À faire:
Poursuivez le texte sur le choléra en République démocratique du Congo en reprenant juste après sa dernière phrase.

Texte à examiner:
====

La situation sanitaire liée au choléra connaît une amélioration notable en République démocratique du Congo, notamment à la prison centrale de Makala à Kinshasa, où aucun nouveau cas suspect ni hospitalisation n’a été enregistré depuis plusieurs jours.
Selon le gouvernement, cette stabilisation est le résultat des efforts de riposte coordonnés.
Lors du Conseil des ministres du 4 avril 2026, le ministre de la Santé publique, Samuel Roger Kamba, a annoncé la fin des opérations liées à la riposte contre l’épidémie de Mpox.
Les autorités concentrent désormais leurs actions sur la surveillance et la maîtrise du choléra, dont l’évolution reste sous observation.
Sur le plan épidémiologique, une légère hausse des cas suspects a été enregistrée au cours de la douzième semaine, passant de 1 109 à 1 158 cas. Cinq décès ont été rapportés, tandis que le taux de létalité recule à 0,5 %, contre 0,9 % précédemment.
La province du Sud-Kivu demeure la plus touchée, avec près de 200 nouveaux cas et un décès signalé.
À l’échelle nationale, la tendance hebdomadaire reste toutefois supérieure à 1 000 cas.

====

Entrées du jeu de données:
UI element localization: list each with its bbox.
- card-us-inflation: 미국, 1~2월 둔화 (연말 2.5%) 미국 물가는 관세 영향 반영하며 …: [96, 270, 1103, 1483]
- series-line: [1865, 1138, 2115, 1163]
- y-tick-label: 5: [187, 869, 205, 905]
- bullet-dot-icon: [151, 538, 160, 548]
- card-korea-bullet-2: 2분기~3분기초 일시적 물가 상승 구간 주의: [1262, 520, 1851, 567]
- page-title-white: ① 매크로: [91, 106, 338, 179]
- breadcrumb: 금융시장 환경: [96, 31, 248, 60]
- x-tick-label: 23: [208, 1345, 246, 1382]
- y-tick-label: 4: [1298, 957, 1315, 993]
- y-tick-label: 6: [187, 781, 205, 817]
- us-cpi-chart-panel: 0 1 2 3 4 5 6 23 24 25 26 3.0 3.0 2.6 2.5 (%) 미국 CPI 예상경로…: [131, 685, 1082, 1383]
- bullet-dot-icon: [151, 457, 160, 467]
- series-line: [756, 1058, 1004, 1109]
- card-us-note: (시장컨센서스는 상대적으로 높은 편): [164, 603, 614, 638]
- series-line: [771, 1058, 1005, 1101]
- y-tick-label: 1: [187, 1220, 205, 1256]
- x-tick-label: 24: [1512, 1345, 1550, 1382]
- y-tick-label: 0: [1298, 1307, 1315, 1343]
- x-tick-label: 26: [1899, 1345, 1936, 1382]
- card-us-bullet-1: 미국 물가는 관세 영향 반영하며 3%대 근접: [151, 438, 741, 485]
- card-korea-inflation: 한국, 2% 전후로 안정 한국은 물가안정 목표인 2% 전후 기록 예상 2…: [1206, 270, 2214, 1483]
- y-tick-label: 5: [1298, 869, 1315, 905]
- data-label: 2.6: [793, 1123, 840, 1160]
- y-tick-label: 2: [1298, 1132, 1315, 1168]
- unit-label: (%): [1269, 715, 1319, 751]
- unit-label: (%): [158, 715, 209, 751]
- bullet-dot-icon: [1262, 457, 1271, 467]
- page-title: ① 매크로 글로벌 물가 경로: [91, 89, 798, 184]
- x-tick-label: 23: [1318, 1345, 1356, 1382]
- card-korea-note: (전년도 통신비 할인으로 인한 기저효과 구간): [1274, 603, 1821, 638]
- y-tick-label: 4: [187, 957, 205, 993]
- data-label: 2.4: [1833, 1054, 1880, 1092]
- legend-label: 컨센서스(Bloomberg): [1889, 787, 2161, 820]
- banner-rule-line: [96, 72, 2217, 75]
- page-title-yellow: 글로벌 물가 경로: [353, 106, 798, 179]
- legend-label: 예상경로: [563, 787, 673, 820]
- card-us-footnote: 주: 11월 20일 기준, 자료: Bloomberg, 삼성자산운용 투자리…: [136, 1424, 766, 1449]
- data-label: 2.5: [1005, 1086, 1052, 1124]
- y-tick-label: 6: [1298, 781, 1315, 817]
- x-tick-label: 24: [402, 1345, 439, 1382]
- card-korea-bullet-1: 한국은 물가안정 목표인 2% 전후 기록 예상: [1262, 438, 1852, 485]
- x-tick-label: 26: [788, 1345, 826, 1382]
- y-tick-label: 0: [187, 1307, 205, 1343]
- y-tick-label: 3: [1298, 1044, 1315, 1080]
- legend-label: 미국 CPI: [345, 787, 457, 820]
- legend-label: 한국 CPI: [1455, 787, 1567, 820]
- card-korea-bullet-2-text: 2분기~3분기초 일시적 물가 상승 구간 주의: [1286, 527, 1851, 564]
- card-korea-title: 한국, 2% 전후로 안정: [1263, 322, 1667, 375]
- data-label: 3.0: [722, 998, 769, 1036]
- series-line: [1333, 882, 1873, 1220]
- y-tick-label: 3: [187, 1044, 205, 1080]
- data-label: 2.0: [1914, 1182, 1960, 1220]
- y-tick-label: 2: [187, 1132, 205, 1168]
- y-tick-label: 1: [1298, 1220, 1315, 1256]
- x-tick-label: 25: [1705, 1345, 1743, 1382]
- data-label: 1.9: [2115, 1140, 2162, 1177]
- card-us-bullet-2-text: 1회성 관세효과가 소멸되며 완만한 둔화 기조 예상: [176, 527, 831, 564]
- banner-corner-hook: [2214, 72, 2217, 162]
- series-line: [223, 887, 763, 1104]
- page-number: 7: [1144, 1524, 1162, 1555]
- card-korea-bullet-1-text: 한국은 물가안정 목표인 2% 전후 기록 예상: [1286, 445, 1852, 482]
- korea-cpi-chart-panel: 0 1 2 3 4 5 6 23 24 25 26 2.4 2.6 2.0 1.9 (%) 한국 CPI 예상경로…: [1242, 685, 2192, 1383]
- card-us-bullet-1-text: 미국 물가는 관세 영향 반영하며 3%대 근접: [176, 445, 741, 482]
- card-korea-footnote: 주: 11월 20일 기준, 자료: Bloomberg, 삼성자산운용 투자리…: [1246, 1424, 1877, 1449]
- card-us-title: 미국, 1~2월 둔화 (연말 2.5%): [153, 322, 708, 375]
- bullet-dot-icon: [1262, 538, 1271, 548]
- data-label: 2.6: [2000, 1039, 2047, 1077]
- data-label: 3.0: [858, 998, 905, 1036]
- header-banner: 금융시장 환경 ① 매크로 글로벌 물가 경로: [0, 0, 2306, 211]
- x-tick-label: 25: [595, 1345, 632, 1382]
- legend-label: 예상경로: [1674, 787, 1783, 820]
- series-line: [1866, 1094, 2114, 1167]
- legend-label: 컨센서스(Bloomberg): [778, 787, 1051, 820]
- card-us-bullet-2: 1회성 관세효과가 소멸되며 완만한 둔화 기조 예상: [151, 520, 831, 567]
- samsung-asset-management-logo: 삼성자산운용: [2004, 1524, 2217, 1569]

====

Votre réponse:
Si Makala semble désormais stabilisée, la situation reste préoccupante à la prison de Mbanza-Ngungu, dans le Kongo Central.
Au 1er avril, 148 cas suspects y ont été recensés, dont 14 décès. Deux pavillons sont toujours affectés, et les équipes sanitaires poursuivent les opérations de riposte pour contenir la propagation.
Face à cette crise, le ministre de la Justice, Guillaume Ngefa, avait déjà ordonné en février la suspension temporaire des nouvelles admissions dans les prisons de Makala et de Mbanza-Ngungu, une mesure préventive visant à limiter la propagation du choléra en milieu carcéral.
Les autorités assurent que ces dispositions s’inscrivent dans le cadre légal de la santé publique et de la gestion pénitentiaire, permettant des mesures exceptionnelles en cas de menace sanitaire.